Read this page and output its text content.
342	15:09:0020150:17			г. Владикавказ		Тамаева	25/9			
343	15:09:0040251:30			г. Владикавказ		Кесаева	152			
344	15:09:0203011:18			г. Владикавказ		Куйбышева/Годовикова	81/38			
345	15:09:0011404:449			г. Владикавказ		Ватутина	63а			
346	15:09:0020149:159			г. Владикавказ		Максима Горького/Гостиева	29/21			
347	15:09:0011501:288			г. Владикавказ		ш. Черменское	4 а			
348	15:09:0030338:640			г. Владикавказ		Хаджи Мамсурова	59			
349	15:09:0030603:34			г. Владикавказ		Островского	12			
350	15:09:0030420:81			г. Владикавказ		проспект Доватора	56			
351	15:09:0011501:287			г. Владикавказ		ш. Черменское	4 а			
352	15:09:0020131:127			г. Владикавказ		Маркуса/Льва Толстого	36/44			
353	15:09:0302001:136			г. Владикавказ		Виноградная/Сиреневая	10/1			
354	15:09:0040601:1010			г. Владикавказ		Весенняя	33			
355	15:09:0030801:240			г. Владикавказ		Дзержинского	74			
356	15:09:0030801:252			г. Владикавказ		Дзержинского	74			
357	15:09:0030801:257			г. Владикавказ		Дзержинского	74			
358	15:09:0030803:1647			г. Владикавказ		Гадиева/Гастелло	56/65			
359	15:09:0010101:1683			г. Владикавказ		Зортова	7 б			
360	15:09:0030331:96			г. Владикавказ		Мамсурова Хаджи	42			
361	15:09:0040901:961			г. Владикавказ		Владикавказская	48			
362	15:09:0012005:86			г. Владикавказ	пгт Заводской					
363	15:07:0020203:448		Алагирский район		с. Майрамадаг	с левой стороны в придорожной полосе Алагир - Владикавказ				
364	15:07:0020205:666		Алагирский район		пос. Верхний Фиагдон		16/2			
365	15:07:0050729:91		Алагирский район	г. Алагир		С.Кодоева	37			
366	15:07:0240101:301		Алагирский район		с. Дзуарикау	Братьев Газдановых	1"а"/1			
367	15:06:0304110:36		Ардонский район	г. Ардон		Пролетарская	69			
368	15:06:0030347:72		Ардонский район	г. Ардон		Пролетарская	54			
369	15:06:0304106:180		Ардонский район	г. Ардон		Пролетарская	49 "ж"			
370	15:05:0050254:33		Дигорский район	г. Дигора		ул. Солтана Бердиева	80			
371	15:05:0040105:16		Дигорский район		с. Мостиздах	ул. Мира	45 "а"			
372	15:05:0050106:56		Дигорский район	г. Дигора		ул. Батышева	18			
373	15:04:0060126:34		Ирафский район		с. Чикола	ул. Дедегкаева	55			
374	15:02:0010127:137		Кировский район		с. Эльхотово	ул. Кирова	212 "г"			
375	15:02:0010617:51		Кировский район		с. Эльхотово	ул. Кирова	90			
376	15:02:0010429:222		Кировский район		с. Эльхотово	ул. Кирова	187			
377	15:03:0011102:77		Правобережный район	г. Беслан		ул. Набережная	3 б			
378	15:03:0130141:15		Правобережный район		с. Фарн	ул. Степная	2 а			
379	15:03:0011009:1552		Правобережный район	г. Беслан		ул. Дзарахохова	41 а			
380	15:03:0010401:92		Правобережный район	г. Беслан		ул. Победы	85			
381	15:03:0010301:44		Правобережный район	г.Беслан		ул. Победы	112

________________________________________

STATED GOAL
Using the listing above, retype each line exactly.

SOLUTION TO THIS TASK
Read this page and output its text content.
342	15:09:0020150:17			г. Владикавказ		Тамаева	25/9			
343	15:09:0040251:30			г. Владикавказ		Кесаева	152			
344	15:09:0203011:18			г. Владикавказ		Куйбышева/Годовикова	81/38			
345	15:09:0011404:449			г. Владикавказ		Ватутина	63а			
346	15:09:0020149:159			г. Владикавказ		Максима Горького/Гостиева	29/21			
347	15:09:0011501:288			г. Владикавказ		ш. Черменское	4 а			
348	15:09:0030338:640			г. Владикавказ		Хаджи Мамсурова	59			
349	15:09:0030603:34			г. Владикавказ		Островского	12			
350	15:09:0030420:81			г. Владикавказ		проспект Доватора	56			
351	15:09:0011501:287			г. Владикавказ		ш. Черменское	4 а			
352	15:09:0020131:127			г. Владикавказ		Маркуса/Льва Толстого	36/44			
353	15:09:0302001:136			г. Владикавказ		Виноградная/Сиреневая	10/1			
354	15:09:0040601:1010			г. Владикавказ		Весенняя	33			
355	15:09:0030801:240			г. Владикавказ		Дзержинского	74			
356	15:09:0030801:252			г. Владикавказ		Дзержинского	74			
357	15:09:0030801:257			г. Владикавказ		Дзержинского	74			
358	15:09:0030803:1647			г. Владикавказ		Гадиева/Гастелло	56/65			
359	15:09:0010101:1683			г. Владикавказ		Зортова	7 б			
360	15:09:0030331:96			г. Владикавказ		Мамсурова Хаджи	42			
361	15:09:0040901:961			г. Владикавказ		Владикавказская	48			
362	15:09:0012005:86			г. Владикавказ	пгт Заводской					
363	15:07:0020203:448		Алагирский район		с. Майрамадаг	с левой стороны в придорожной полосе Алагир - Владикавказ				
364	15:07:0020205:666		Алагирский район		пос. Верхний Фиагдон		16/2			
365	15:07:0050729:91		Алагирский район	г. Алагир		С.Кодоева	37			
366	15:07:0240101:301		Алагирский район		с. Дзуарикау	Братьев Газдановых	1"а"/1			
367	15:06:0304110:36		Ардонский район	г. Ардон		Пролетарская	69			
368	15:06:0030347:72		Ардонский район	г. Ардон		Пролетарская	54			
369	15:06:0304106:180		Ардонский район	г. Ардон		Пролетарская	49 "ж"			
370	15:05:0050254:33		Дигорский район	г. Дигора		ул. Солтана Бердиева	80			
371	15:05:0040105:16		Дигорский район		с. Мостиздах	ул. Мира	45 "а"			
372	15:05:0050106:56		Дигорский район	г. Дигора		ул. Батышева	18			
373	15:04:0060126:34		Ирафский район		с. Чикола	ул. Дедегкаева	55			
374	15:02:0010127:137		Кировский район		с. Эльхотово	ул. Кирова	212 "г"			
375	15:02:0010617:51		Кировский район		с. Эльхотово	ул. Кирова	90			
376	15:02:0010429:222		Кировский район		с. Эльхотово	ул. Кирова	187			
377	15:03:0011102:77		Правобережный район	г. Беслан		ул. Набережная	3 б			
378	15:03:0130141:15		Правобережный район		с. Фарн	ул. Степная	2 а			
379	15:03:0011009:1552		Правобережный район	г. Беслан		ул. Дзарахохова	41 а			
380	15:03:0010401:92		Правобережный район	г. Беслан		ул. Победы	85			
381	15:03:0010301:44		Правобережный район	г.Беслан		ул. Победы	112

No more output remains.